REQUIRED WORK
Your task is to give the data again, exactly, with every line intact.

· · · · ·

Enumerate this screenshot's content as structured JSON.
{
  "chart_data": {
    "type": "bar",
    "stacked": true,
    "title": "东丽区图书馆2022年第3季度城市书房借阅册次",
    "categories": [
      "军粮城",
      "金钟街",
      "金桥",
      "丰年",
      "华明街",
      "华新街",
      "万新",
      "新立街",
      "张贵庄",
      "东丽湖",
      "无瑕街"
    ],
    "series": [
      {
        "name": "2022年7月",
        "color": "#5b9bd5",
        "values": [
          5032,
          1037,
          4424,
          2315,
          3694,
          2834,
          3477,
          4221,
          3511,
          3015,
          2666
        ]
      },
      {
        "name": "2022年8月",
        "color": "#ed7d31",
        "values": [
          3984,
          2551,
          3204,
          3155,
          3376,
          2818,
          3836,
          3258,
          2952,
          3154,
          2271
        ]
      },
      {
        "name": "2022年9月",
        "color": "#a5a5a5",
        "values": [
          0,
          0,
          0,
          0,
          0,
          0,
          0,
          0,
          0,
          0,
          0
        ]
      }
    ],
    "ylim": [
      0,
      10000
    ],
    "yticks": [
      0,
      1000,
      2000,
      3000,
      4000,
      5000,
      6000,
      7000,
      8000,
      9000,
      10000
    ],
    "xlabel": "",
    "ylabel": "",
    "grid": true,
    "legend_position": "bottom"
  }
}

· · · · ·

TASK SOLUTION
Enumerate this screenshot's content as structured JSON.
{
  "chart_data": {
    "type": "bar",
    "stacked": true,
    "title": "东丽区图书馆2022年第3季度城市书房借阅册次",
    "categories": [
      "军粮城",
      "金钟街",
      "金桥",
      "丰年",
      "华明街",
      "华新街",
      "万新",
      "新立街",
      "张贵庄",
      "东丽湖",
      "无瑕街"
    ],
    "series": [
      {
        "name": "2022年7月",
        "color": "#5b9bd5",
        "values": [
          5032,
          1037,
          4424,
          2315,
          3694,
          2834,
          3477,
          4221,
          3511,
          3015,
          2666
        ]
      },
      {
        "name": "2022年8月",
        "color": "#ed7d31",
        "values": [
          3984,
          2551,
          3204,
          3155,
          3376,
          2818,
          3836,
          3258,
          2952,
          3154,
          2271
        ]
      },
      {
        "name": "2022年9月",
        "color": "#a5a5a5",
        "values": [
          0,
          0,
          0,
          0,
          0,
          0,
          0,
          0,
          0,
          0,
          0
        ]
      }
    ],
    "ylim": [
      0,
      10000
    ],
    "yticks": [
      0,
      1000,
      2000,
      3000,
      4000,
      5000,
      6000,
      7000,
      8000,
      9000,
      10000
    ],
    "xlabel": "",
    "ylabel": "",
    "grid": true,
    "legend_position": "bottom"
  }
}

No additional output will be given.